What follows is a set of entries. Repeat them exactly, but not their pictures.
■ ■ ■ ■
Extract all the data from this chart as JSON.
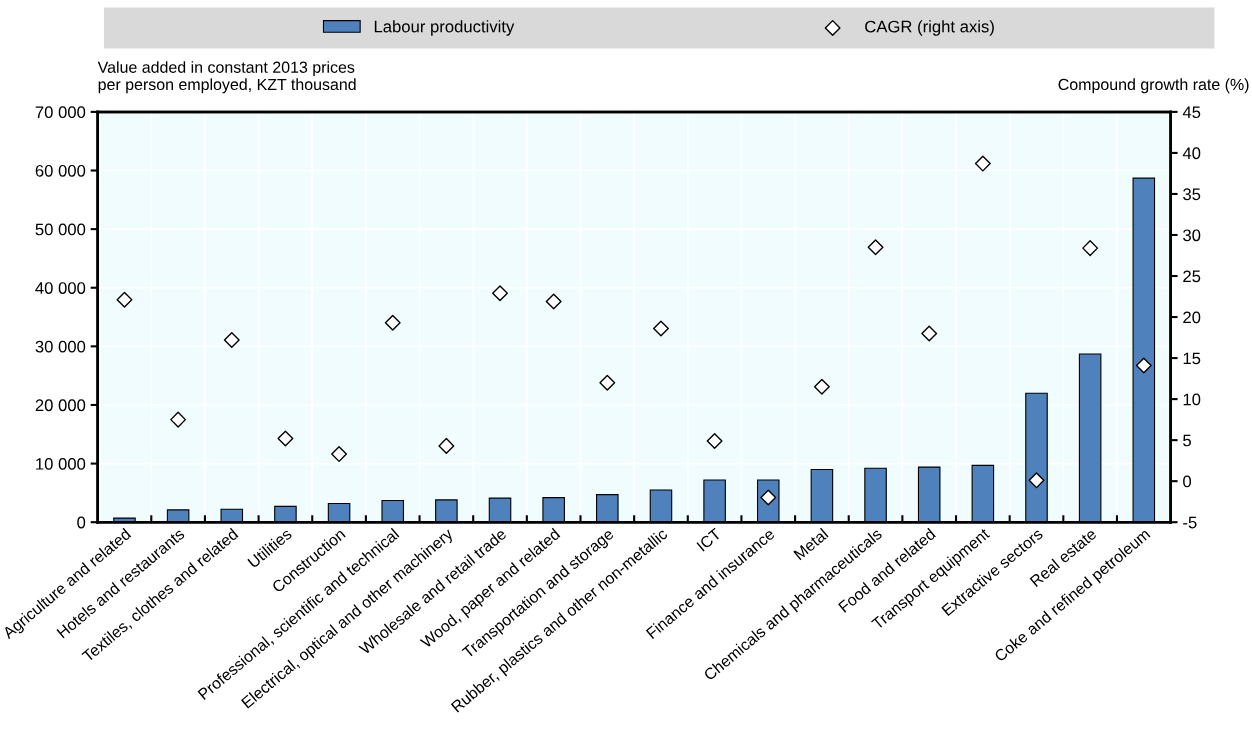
{
  "chart_data": {
    "type": "bar",
    "categories": [
      "Agriculture and related",
      "Hotels and restaurants",
      "Textiles, clothes and related",
      "Utilities",
      "Construction",
      "Professional, scientific and technical",
      "Electrical, optical and other machinery",
      "Wholesale and retail trade",
      "Wood, paper and related",
      "Transportation and storage",
      "Rubber, plastics and other non-metallic",
      "ICT",
      "Finance and insurance",
      "Metal",
      "Chemicals and pharmaceuticals",
      "Food and related",
      "Transport equipment",
      "Extractive sectors",
      "Real estate",
      "Coke and refined petroleum"
    ],
    "ylabel": "Value added in constant 2013 prices\nper person employed, KZT thousand",
    "y2label": "Compound growth rate (%)",
    "series": [
      {
        "name": "Labour productivity",
        "color": "#4f81bd",
        "values": [
          700,
          2100,
          2200,
          2700,
          3200,
          3700,
          3800,
          4100,
          4200,
          4700,
          5500,
          7200,
          7200,
          9000,
          9200,
          9400,
          9700,
          22000,
          28700,
          58700
        ]
      },
      {
        "name": "CAGR (right axis)",
        "type": "scatter",
        "axis": "y2",
        "color": "#ffffff",
        "marker": "diamond",
        "values": [
          22.1,
          7.5,
          17.2,
          5.2,
          3.3,
          19.3,
          4.3,
          22.9,
          21.9,
          12.0,
          18.6,
          4.9,
          -2.0,
          11.5,
          28.5,
          18.0,
          38.7,
          0.1,
          28.4,
          14.1
        ]
      }
    ],
    "ylim": [
      0,
      70000
    ],
    "yticks": [
      {
        "value": 0,
        "label": "0"
      },
      {
        "value": 10000,
        "label": "10 000"
      },
      {
        "value": 20000,
        "label": "20 000"
      },
      {
        "value": 30000,
        "label": "30 000"
      },
      {
        "value": 40000,
        "label": "40 000"
      },
      {
        "value": 50000,
        "label": "50 000"
      },
      {
        "value": 60000,
        "label": "60 000"
      },
      {
        "value": 70000,
        "label": "70 000"
      }
    ],
    "y2lim": [
      -5,
      45
    ],
    "y2ticks": [
      -5,
      0,
      5,
      10,
      15,
      20,
      25,
      30,
      35,
      40,
      45
    ],
    "grid": true,
    "legend": "top"
  }
}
■ ■ ■ ■
### Task result
Extract all the data from this chart as JSON.
{
  "chart_data": {
    "type": "bar",
    "categories": [
      "Agriculture and related",
      "Hotels and restaurants",
      "Textiles, clothes and related",
      "Utilities",
      "Construction",
      "Professional, scientific and technical",
      "Electrical, optical and other machinery",
      "Wholesale and retail trade",
      "Wood, paper and related",
      "Transportation and storage",
      "Rubber, plastics and other non-metallic",
      "ICT",
      "Finance and insurance",
      "Metal",
      "Chemicals and pharmaceuticals",
      "Food and related",
      "Transport equipment",
      "Extractive sectors",
      "Real estate",
      "Coke and refined petroleum"
    ],
    "ylabel": "Value added in constant 2013 prices\nper person employed, KZT thousand",
    "y2label": "Compound growth rate (%)",
    "series": [
      {
        "name": "Labour productivity",
        "color": "#4f81bd",
        "values": [
          700,
          2100,
          2200,
          2700,
          3200,
          3700,
          3800,
          4100,
          4200,
          4700,
          5500,
          7200,
          7200,
          9000,
          9200,
          9400,
          9700,
          22000,
          28700,
          58700
        ]
      },
      {
        "name": "CAGR (right axis)",
        "type": "scatter",
        "axis": "y2",
        "color": "#ffffff",
        "marker": "diamond",
        "values": [
          22.1,
          7.5,
          17.2,
          5.2,
          3.3,
          19.3,
          4.3,
          22.9,
          21.9,
          12.0,
          18.6,
          4.9,
          -2.0,
          11.5,
          28.5,
          18.0,
          38.7,
          0.1,
          28.4,
          14.1
        ]
      }
    ],
    "ylim": [
      0,
      70000
    ],
    "yticks": [
      {
        "value": 0,
        "label": "0"
      },
      {
        "value": 10000,
        "label": "10 000"
      },
      {
        "value": 20000,
        "label": "20 000"
      },
      {
        "value": 30000,
        "label": "30 000"
      },
      {
        "value": 40000,
        "label": "40 000"
      },
      {
        "value": 50000,
        "label": "50 000"
      },
      {
        "value": 60000,
        "label": "60 000"
      },
      {
        "value": 70000,
        "label": "70 000"
      }
    ],
    "y2lim": [
      -5,
      45
    ],
    "y2ticks": [
      -5,
      0,
      5,
      10,
      15,
      20,
      25,
      30,
      35,
      40,
      45
    ],
    "grid": true,
    "legend": "top"
  }
}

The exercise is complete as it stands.